= Task =
Pictures do not belong in the copy. Return all of the entries exactly.

────────────────────

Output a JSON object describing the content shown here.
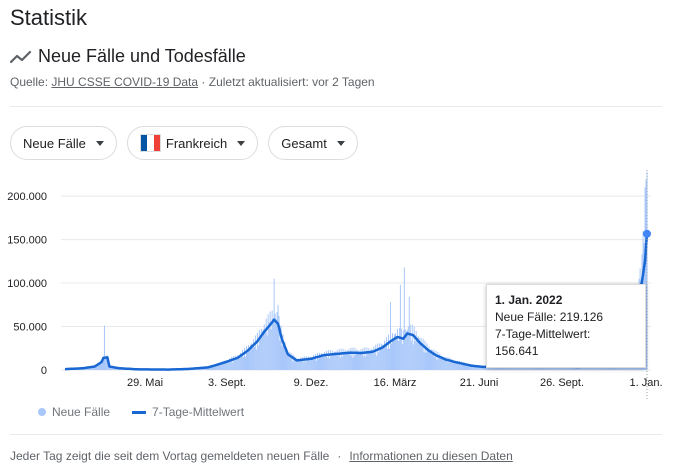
{
  "page": {
    "title": "Statistik",
    "subtitle": "Neue Fälle und Todesfälle",
    "source_prefix": "Quelle: ",
    "source_link": "JHU CSSE COVID-19 Data",
    "source_suffix": " · Zuletzt aktualisiert: vor 2 Tagen",
    "icons": {
      "trend": "trending-line-icon",
      "dropdown": "caret-down-icon",
      "flag": "france-flag-icon"
    }
  },
  "filters": [
    {
      "label": "Neue Fälle"
    },
    {
      "label": "Frankreich",
      "flag_colors": [
        "#0055a4",
        "#ffffff",
        "#ef4135"
      ]
    },
    {
      "label": "Gesamt"
    }
  ],
  "colors": {
    "bars": "#a8c7fa",
    "average_line": "#1967d2",
    "marker": "#4285f4"
  },
  "chart_data": {
    "type": "bar",
    "title": "",
    "xlabel": "",
    "ylabel": "",
    "ylim": [
      0,
      230000
    ],
    "y_ticks": [
      0,
      50000,
      100000,
      150000,
      200000
    ],
    "y_tick_labels": [
      "0",
      "50.000",
      "100.000",
      "150.000",
      "200.000"
    ],
    "x_tick_labels": [
      "29. Mai",
      "3. Sept.",
      "9. Dez.",
      "16. März",
      "21. Juni",
      "26. Sept.",
      "1. Jan."
    ],
    "series": [
      {
        "name": "Neue Fälle",
        "type": "bar"
      },
      {
        "name": "7-Tage-Mittelwert",
        "type": "line"
      }
    ],
    "average_points": [
      [
        0,
        1000
      ],
      [
        18,
        2000
      ],
      [
        30,
        4000
      ],
      [
        37,
        9000
      ],
      [
        39,
        14000
      ],
      [
        43,
        14500
      ],
      [
        45,
        4000
      ],
      [
        55,
        2000
      ],
      [
        75,
        700
      ],
      [
        105,
        500
      ],
      [
        125,
        1200
      ],
      [
        145,
        3000
      ],
      [
        160,
        8000
      ],
      [
        175,
        14000
      ],
      [
        185,
        22000
      ],
      [
        195,
        33000
      ],
      [
        202,
        44000
      ],
      [
        208,
        52000
      ],
      [
        212,
        58000
      ],
      [
        216,
        53000
      ],
      [
        220,
        35000
      ],
      [
        226,
        18000
      ],
      [
        235,
        11000
      ],
      [
        250,
        13000
      ],
      [
        262,
        17000
      ],
      [
        275,
        18500
      ],
      [
        290,
        20000
      ],
      [
        300,
        19500
      ],
      [
        312,
        21000
      ],
      [
        322,
        26000
      ],
      [
        330,
        33000
      ],
      [
        337,
        38000
      ],
      [
        343,
        36000
      ],
      [
        347,
        42000
      ],
      [
        353,
        40000
      ],
      [
        360,
        31000
      ],
      [
        368,
        23000
      ],
      [
        376,
        17000
      ],
      [
        386,
        12000
      ],
      [
        396,
        9000
      ],
      [
        412,
        5000
      ],
      [
        425,
        3500
      ],
      [
        434,
        4500
      ],
      [
        440,
        7000
      ],
      [
        446,
        14000
      ],
      [
        451,
        20000
      ],
      [
        457,
        22000
      ],
      [
        463,
        20000
      ],
      [
        470,
        20000
      ],
      [
        478,
        16000
      ],
      [
        485,
        13000
      ],
      [
        492,
        8000
      ],
      [
        500,
        5000
      ],
      [
        510,
        4000
      ],
      [
        520,
        3500
      ],
      [
        530,
        4500
      ],
      [
        540,
        6000
      ],
      [
        550,
        12000
      ],
      [
        556,
        20000
      ],
      [
        562,
        30000
      ],
      [
        568,
        40000
      ],
      [
        574,
        58000
      ],
      [
        580,
        72000
      ],
      [
        584,
        96000
      ],
      [
        588,
        125000
      ],
      [
        590,
        156641
      ]
    ],
    "bar_spikes": [
      [
        40,
        51000
      ],
      [
        207,
        55000
      ],
      [
        212,
        105000
      ],
      [
        216,
        75000
      ],
      [
        330,
        78000
      ],
      [
        340,
        98000
      ],
      [
        344,
        118000
      ],
      [
        349,
        84000
      ],
      [
        582,
        105000
      ],
      [
        586,
        160000
      ],
      [
        588,
        210000
      ],
      [
        589,
        219126
      ],
      [
        590,
        228000
      ]
    ],
    "highlight_index": 589
  },
  "tooltip": {
    "date": "1. Jan. 2022",
    "new_cases_label": "Neue Fälle: 219.126",
    "average_label": "7-Tage-Mittelwert: 156.641"
  },
  "legend": {
    "cases": "Neue Fälle",
    "average": "7-Tage-Mittelwert"
  },
  "footer": {
    "note": "Jeder Tag zeigt die seit dem Vortag gemeldeten neuen Fälle",
    "separator": "·",
    "link": "Informationen zu diesen Daten"
  }
}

────────────────────

= Solution for this exercise =
Output a JSON object describing the content shown here.
{
  "page": {
    "title": "Statistik",
    "subtitle": "Neue Fälle und Todesfälle",
    "source_prefix": "Quelle: ",
    "source_link": "JHU CSSE COVID-19 Data",
    "source_suffix": " · Zuletzt aktualisiert: vor 2 Tagen",
    "icons": {
      "trend": "trending-line-icon",
      "dropdown": "caret-down-icon",
      "flag": "france-flag-icon"
    }
  },
  "filters": [
    {
      "label": "Neue Fälle"
    },
    {
      "label": "Frankreich",
      "flag_colors": [
        "#0055a4",
        "#ffffff",
        "#ef4135"
      ]
    },
    {
      "label": "Gesamt"
    }
  ],
  "colors": {
    "bars": "#a8c7fa",
    "average_line": "#1967d2",
    "marker": "#4285f4"
  },
  "chart_data": {
    "type": "bar",
    "title": "",
    "xlabel": "",
    "ylabel": "",
    "ylim": [
      0,
      230000
    ],
    "y_ticks": [
      0,
      50000,
      100000,
      150000,
      200000
    ],
    "y_tick_labels": [
      "0",
      "50.000",
      "100.000",
      "150.000",
      "200.000"
    ],
    "x_tick_labels": [
      "29. Mai",
      "3. Sept.",
      "9. Dez.",
      "16. März",
      "21. Juni",
      "26. Sept.",
      "1. Jan."
    ],
    "series": [
      {
        "name": "Neue Fälle",
        "type": "bar"
      },
      {
        "name": "7-Tage-Mittelwert",
        "type": "line"
      }
    ],
    "average_points": [
      [
        0,
        1000
      ],
      [
        18,
        2000
      ],
      [
        30,
        4000
      ],
      [
        37,
        9000
      ],
      [
        39,
        14000
      ],
      [
        43,
        14500
      ],
      [
        45,
        4000
      ],
      [
        55,
        2000
      ],
      [
        75,
        700
      ],
      [
        105,
        500
      ],
      [
        125,
        1200
      ],
      [
        145,
        3000
      ],
      [
        160,
        8000
      ],
      [
        175,
        14000
      ],
      [
        185,
        22000
      ],
      [
        195,
        33000
      ],
      [
        202,
        44000
      ],
      [
        208,
        52000
      ],
      [
        212,
        58000
      ],
      [
        216,
        53000
      ],
      [
        220,
        35000
      ],
      [
        226,
        18000
      ],
      [
        235,
        11000
      ],
      [
        250,
        13000
      ],
      [
        262,
        17000
      ],
      [
        275,
        18500
      ],
      [
        290,
        20000
      ],
      [
        300,
        19500
      ],
      [
        312,
        21000
      ],
      [
        322,
        26000
      ],
      [
        330,
        33000
      ],
      [
        337,
        38000
      ],
      [
        343,
        36000
      ],
      [
        347,
        42000
      ],
      [
        353,
        40000
      ],
      [
        360,
        31000
      ],
      [
        368,
        23000
      ],
      [
        376,
        17000
      ],
      [
        386,
        12000
      ],
      [
        396,
        9000
      ],
      [
        412,
        5000
      ],
      [
        425,
        3500
      ],
      [
        434,
        4500
      ],
      [
        440,
        7000
      ],
      [
        446,
        14000
      ],
      [
        451,
        20000
      ],
      [
        457,
        22000
      ],
      [
        463,
        20000
      ],
      [
        470,
        20000
      ],
      [
        478,
        16000
      ],
      [
        485,
        13000
      ],
      [
        492,
        8000
      ],
      [
        500,
        5000
      ],
      [
        510,
        4000
      ],
      [
        520,
        3500
      ],
      [
        530,
        4500
      ],
      [
        540,
        6000
      ],
      [
        550,
        12000
      ],
      [
        556,
        20000
      ],
      [
        562,
        30000
      ],
      [
        568,
        40000
      ],
      [
        574,
        58000
      ],
      [
        580,
        72000
      ],
      [
        584,
        96000
      ],
      [
        588,
        125000
      ],
      [
        590,
        156641
      ]
    ],
    "bar_spikes": [
      [
        40,
        51000
      ],
      [
        207,
        55000
      ],
      [
        212,
        105000
      ],
      [
        216,
        75000
      ],
      [
        330,
        78000
      ],
      [
        340,
        98000
      ],
      [
        344,
        118000
      ],
      [
        349,
        84000
      ],
      [
        582,
        105000
      ],
      [
        586,
        160000
      ],
      [
        588,
        210000
      ],
      [
        589,
        219126
      ],
      [
        590,
        228000
      ]
    ],
    "highlight_index": 589
  },
  "tooltip": {
    "date": "1. Jan. 2022",
    "new_cases_label": "Neue Fälle: 219.126",
    "average_label": "7-Tage-Mittelwert: 156.641"
  },
  "legend": {
    "cases": "Neue Fälle",
    "average": "7-Tage-Mittelwert"
  },
  "footer": {
    "note": "Jeder Tag zeigt die seit dem Vortag gemeldeten neuen Fälle",
    "separator": "·",
    "link": "Informationen zu diesen Daten"
  }
}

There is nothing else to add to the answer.